• **Task statement**
Copy every line from the data below in which the string "icon" can be found.

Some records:
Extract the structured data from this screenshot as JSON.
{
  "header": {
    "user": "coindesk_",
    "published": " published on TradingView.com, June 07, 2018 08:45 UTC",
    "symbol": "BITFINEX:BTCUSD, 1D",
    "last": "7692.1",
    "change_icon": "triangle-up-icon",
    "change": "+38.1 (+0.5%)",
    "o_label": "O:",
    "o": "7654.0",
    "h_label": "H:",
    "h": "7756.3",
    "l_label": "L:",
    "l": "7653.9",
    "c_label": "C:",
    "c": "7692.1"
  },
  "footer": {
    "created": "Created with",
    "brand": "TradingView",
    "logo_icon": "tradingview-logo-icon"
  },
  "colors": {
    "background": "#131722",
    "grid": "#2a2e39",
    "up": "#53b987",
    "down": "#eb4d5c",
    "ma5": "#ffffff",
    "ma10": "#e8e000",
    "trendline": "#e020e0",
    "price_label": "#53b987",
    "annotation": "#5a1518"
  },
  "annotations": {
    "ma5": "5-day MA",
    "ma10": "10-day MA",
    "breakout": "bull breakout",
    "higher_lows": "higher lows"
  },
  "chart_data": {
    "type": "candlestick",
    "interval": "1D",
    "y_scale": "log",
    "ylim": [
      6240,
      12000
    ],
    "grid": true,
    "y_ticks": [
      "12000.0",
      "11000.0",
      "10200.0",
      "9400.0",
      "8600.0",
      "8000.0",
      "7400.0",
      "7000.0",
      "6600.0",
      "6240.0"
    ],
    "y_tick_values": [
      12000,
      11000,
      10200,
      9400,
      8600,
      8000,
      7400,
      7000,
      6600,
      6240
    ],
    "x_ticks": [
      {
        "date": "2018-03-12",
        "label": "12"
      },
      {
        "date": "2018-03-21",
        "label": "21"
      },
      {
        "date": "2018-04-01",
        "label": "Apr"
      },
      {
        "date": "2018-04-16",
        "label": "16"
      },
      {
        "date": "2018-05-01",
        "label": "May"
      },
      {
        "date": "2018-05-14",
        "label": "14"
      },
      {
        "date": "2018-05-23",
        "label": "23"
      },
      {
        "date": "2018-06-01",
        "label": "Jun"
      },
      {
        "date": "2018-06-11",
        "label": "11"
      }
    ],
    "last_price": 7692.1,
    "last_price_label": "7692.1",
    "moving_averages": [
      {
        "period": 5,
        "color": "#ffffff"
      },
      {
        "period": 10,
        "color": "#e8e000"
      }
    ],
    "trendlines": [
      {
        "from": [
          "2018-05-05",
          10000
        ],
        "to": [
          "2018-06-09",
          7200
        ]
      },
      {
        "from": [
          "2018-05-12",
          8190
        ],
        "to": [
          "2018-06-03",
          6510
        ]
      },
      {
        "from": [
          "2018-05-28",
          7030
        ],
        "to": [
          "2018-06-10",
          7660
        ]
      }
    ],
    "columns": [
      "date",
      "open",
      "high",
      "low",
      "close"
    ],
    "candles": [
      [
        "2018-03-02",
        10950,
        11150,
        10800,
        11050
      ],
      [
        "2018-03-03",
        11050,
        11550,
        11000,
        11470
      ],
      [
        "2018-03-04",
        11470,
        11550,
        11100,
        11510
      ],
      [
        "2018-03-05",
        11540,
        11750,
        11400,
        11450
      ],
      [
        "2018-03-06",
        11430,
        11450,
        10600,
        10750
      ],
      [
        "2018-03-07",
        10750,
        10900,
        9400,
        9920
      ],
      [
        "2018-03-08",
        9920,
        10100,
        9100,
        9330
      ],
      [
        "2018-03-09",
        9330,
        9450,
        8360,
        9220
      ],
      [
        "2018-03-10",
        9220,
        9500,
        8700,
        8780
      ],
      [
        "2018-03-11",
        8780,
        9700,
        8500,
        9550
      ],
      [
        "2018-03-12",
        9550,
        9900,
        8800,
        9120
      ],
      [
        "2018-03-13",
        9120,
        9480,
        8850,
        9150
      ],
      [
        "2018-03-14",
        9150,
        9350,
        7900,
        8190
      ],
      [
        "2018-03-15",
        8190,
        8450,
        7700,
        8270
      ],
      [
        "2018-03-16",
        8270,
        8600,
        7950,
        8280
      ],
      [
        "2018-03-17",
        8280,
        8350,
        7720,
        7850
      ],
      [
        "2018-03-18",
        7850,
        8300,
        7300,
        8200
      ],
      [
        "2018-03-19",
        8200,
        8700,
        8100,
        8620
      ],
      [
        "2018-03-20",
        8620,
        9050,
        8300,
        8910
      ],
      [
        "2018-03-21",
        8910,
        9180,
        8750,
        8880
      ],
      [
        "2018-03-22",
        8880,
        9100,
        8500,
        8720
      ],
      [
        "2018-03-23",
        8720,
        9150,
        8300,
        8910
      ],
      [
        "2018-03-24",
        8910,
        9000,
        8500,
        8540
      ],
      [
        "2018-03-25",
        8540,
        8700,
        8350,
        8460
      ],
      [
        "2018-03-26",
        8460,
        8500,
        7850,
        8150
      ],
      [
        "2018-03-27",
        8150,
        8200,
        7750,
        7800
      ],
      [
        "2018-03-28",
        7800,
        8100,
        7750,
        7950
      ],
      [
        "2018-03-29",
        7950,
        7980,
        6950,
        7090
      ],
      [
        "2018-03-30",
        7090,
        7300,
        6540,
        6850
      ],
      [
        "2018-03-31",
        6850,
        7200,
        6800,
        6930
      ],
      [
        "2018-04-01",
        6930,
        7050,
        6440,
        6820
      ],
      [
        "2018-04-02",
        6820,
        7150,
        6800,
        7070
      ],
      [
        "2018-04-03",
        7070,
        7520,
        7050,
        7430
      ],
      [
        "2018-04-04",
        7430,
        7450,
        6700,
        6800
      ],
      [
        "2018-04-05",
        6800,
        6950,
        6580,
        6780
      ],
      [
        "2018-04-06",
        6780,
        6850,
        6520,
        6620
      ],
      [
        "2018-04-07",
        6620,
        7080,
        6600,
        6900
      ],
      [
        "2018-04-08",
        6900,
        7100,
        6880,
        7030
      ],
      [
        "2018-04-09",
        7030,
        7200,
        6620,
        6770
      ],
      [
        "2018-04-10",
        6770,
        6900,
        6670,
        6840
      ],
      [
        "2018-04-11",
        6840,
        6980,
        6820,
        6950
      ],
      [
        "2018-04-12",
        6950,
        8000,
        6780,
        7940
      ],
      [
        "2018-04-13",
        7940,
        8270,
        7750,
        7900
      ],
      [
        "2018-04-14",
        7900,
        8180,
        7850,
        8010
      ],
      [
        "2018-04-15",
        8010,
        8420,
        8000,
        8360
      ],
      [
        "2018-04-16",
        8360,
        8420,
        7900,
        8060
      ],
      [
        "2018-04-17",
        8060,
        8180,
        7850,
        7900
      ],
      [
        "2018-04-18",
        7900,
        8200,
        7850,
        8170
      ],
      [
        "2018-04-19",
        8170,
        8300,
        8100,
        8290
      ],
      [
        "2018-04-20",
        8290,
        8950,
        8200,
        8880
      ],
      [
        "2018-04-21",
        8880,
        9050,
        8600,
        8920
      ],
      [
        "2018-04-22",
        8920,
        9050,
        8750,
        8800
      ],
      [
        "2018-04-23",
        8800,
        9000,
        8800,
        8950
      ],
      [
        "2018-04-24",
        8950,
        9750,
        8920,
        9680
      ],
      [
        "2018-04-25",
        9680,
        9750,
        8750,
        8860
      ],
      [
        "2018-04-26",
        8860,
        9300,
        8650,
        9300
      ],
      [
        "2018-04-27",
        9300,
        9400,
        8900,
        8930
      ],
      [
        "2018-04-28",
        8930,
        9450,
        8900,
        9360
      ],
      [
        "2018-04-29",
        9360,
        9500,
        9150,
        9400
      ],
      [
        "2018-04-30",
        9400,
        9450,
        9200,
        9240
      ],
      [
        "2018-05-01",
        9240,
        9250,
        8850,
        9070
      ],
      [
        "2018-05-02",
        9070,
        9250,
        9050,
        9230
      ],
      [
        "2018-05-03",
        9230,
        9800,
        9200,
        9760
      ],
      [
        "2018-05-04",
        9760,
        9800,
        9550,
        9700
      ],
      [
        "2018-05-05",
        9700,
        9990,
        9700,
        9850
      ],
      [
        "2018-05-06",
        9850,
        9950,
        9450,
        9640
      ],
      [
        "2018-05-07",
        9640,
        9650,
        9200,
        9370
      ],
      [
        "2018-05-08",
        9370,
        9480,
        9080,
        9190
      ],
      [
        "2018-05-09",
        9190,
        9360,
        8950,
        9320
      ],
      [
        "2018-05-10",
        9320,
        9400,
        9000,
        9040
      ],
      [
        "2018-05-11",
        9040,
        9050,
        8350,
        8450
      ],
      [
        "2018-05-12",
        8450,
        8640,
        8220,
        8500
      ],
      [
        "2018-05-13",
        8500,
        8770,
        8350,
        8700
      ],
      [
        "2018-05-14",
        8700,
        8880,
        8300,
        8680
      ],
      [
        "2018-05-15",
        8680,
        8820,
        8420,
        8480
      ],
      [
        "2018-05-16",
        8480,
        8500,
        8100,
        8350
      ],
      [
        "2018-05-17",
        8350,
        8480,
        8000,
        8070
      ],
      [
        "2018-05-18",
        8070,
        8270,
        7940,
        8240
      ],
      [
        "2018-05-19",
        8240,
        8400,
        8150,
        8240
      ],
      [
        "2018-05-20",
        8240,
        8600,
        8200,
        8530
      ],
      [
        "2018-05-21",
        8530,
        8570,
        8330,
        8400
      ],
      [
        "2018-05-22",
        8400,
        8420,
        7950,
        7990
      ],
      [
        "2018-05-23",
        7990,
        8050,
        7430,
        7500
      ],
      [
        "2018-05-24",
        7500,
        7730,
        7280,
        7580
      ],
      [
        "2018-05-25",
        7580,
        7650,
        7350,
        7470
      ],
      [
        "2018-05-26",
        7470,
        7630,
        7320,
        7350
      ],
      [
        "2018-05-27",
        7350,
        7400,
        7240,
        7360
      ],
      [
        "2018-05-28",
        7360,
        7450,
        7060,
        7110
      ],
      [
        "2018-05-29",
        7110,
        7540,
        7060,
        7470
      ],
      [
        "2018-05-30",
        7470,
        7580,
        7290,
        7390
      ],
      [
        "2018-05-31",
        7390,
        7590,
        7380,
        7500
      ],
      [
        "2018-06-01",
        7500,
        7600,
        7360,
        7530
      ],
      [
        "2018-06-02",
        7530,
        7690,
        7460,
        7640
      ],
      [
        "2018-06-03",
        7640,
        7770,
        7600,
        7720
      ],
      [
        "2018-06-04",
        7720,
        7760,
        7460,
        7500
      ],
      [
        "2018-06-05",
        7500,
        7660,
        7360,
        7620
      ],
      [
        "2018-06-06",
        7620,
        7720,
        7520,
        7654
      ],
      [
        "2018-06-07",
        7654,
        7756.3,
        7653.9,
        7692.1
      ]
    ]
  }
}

• **Answer to this task**
    "change_icon": "triangle-up-icon",
    "logo_icon": "tradingview-logo-icon"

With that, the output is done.